The "simple standard of God's word"

[Anthony Norris Groves]


AT A TIME when many Protestants in Europe and America had barely begun to think about world mission, Anthony Norris Groves (1795–1853) introduced a new idea to his circle of friends from various denominations. It was a simple idea but one that would have far-reaching consequences.

Norris Groves (as he was usually called) started his adult life as a dentist and then trained to be a missionary with the Church of England before adopting a radically different approach.

Ignoring 1,800 years of Christian history with its accumulated institutions and traditions, Groves proposed to do exactly as the earliest Christians did. In the New Testament itself, he sought to discover the mind of the Lord on matters relating to church and mission. In 1825 he introduced this idea in a small booklet called Christian Devotedness, and he later declared:

My great desire has been to cast myself on the word of God, that every judgment of my soul concerning all things may be right, by being, in all, the mind of God.

In 1829 Groves gave up his lucrative profession, vacated his large house, and took his wife, Mary, and his three young children to the heart of the Muslim world—Baghdad. There they looked to their Lord alone to guide and to provide. 

Determined to live by faith, they sought to follow the instructions they found in Scripture. “My earnest desire,” he said, “is to re-model the whole plan of missionary operations so as to bring them to the simple standard of God’s word.”

####################

- _WORK TO BE COMPLETED_:
Quote the passage on Anthony Norris Groves in full, word for word. None of the data is needed for this.

####################

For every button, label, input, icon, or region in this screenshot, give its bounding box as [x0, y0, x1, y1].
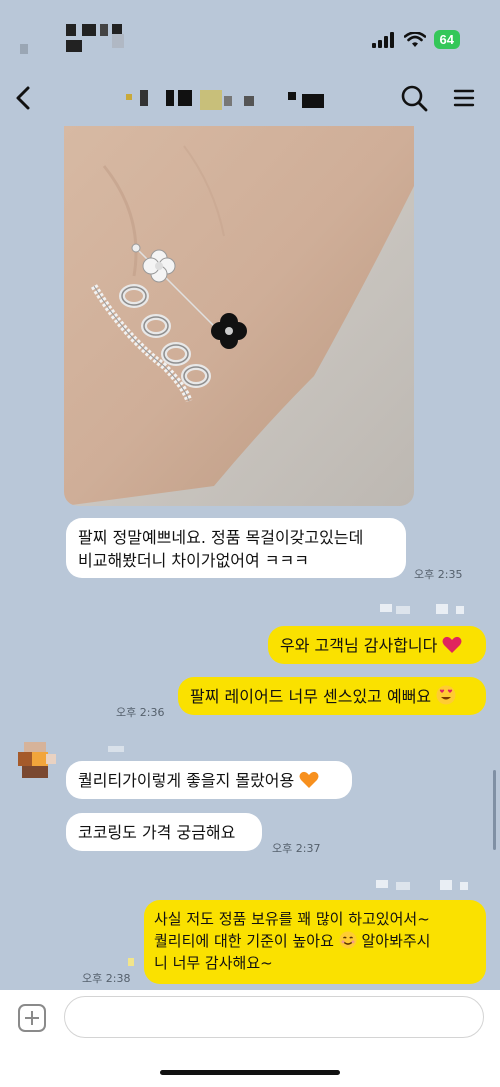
message-timestamp: 오후 2:37 [272, 842, 321, 855]
read-receipt-pixelated [440, 880, 452, 890]
wifi-icon [403, 31, 426, 47]
message-bubble-incoming[interactable]: 코코링도 가격 궁금해요 [66, 813, 262, 851]
read-receipt-pixelated [456, 606, 464, 614]
read-receipt-pixelated [460, 882, 468, 890]
message-input[interactable] [64, 996, 484, 1038]
message-text: 팔찌 레이어드 너무 센스있고 예뻐요 [190, 687, 432, 706]
red-heart-emoji [442, 636, 462, 653]
message-timestamp: 오후 2:38 [82, 972, 131, 985]
message-bubble-outgoing[interactable]: 사실 저도 정품 보유를 꽤 많이 하고있어서~ 퀄리티에 대한 기준이 높아요… [144, 900, 486, 984]
chat-header [0, 70, 500, 126]
message-text-line: 니 너무 감사해요~ [154, 954, 273, 972]
menu-button[interactable] [448, 82, 480, 114]
message-bubble-outgoing[interactable]: 우와 고객님 감사합니다 [268, 626, 486, 664]
heart-eyes-emoji [436, 685, 456, 705]
message-text: 퀄리티가이렇게 좋을지 몰랐어용 [78, 771, 295, 790]
bracelet-photo [64, 126, 414, 506]
scrollbar[interactable] [493, 770, 496, 850]
read-receipt-pixelated [396, 606, 410, 614]
cellular-signal-icon [371, 31, 394, 48]
read-receipt-pixelated [376, 880, 388, 888]
sender-avatar[interactable] [16, 740, 58, 782]
message-text: 코코링도 가격 궁금해요 [78, 823, 236, 842]
hamburger-menu-icon [453, 89, 475, 107]
message-bubble-outgoing[interactable]: 팔찌 레이어드 너무 센스있고 예뻐요 [178, 677, 486, 715]
back-button[interactable] [6, 78, 42, 118]
chevron-left-icon [16, 86, 30, 110]
message-text: 알아봐주시 [361, 932, 431, 950]
sender-name-pixelated [108, 746, 124, 752]
read-receipt-pixelated [436, 604, 448, 614]
status-bar: 64 [0, 0, 500, 70]
message-timestamp: 오후 2:35 [414, 568, 463, 581]
message-bubble-incoming[interactable]: 퀄리티가이렇게 좋을지 몰랐어용 [66, 761, 352, 799]
read-receipt-pixelated [380, 604, 392, 612]
message-input-bar [0, 990, 500, 1087]
status-time-pixelated [20, 24, 130, 54]
search-button[interactable] [398, 82, 430, 114]
read-receipt-pixelated [396, 882, 410, 890]
search-icon [401, 85, 428, 112]
message-text: 퀄리티에 대한 기준이 높아요 [154, 932, 334, 950]
sender-avatar-pixelated [16, 740, 58, 782]
message-text-line: 사실 저도 정품 보유를 꽤 많이 하고있어서~ [154, 910, 430, 928]
message-text: 우와 고객님 감사합니다 [280, 636, 438, 655]
message-text-line: 비교해봤더니 차이가없어여 ㅋㅋㅋ [78, 551, 309, 570]
battery-indicator: 64 [433, 30, 460, 49]
status-icons: 64 [371, 30, 460, 49]
message-timestamp: 오후 2:36 [116, 706, 165, 719]
smiling-face-emoji [339, 931, 357, 949]
bracelet-photo-message[interactable] [64, 126, 414, 506]
message-bubble-incoming[interactable]: 팔찌 정말예쁘네요. 정품 목걸이갖고있는데 비교해봤더니 차이가없어여 ㅋㅋㅋ [66, 518, 406, 578]
add-attachment-button[interactable] [18, 1004, 46, 1032]
home-indicator [160, 1070, 340, 1075]
message-text-line: 팔찌 정말예쁘네요. 정품 목걸이갖고있는데 [78, 528, 364, 547]
orange-heart-emoji [299, 771, 319, 788]
chat-room-title-pixelated [120, 90, 340, 110]
read-receipt-pixelated [128, 958, 134, 966]
message-text-line: 퀄리티에 대한 기준이 높아요 알아봐주시 [154, 930, 476, 952]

####################

- _TASK SOLUTION_:
The "simple standard of God's word"

[Anthony Norris Groves]


AT A TIME when many Protestants in Europe and America had barely begun to think about world mission, Anthony Norris Groves (1795–1853) introduced a new idea to his circle of friends from various denominations. It was a simple idea but one that would have far-reaching consequences.

Norris Groves (as he was usually called) started his adult life as a dentist and then trained to be a missionary with the Church of England before adopting a radically different approach.

Ignoring 1,800 years of Christian history with its accumulated institutions and traditions, Groves proposed to do exactly as the earliest Christians did. In the New Testament itself, he sought to discover the mind of the Lord on matters relating to church and mission. In 1825 he introduced this idea in a small booklet called Christian Devotedness, and he later declared:

My great desire has been to cast myself on the word of God, that every judgment of my soul concerning all things may be right, by being, in all, the mind of God.

In 1829 Groves gave up his lucrative profession, vacated his large house, and took his wife, Mary, and his three young children to the heart of the Muslim world—Baghdad. There they looked to their Lord alone to guide and to provide. 

Determined to live by faith, they sought to follow the instructions they found in Scripture. “My earnest desire,” he said, “is to re-model the whole plan of missionary operations so as to bring them to the simple standard of God’s word.”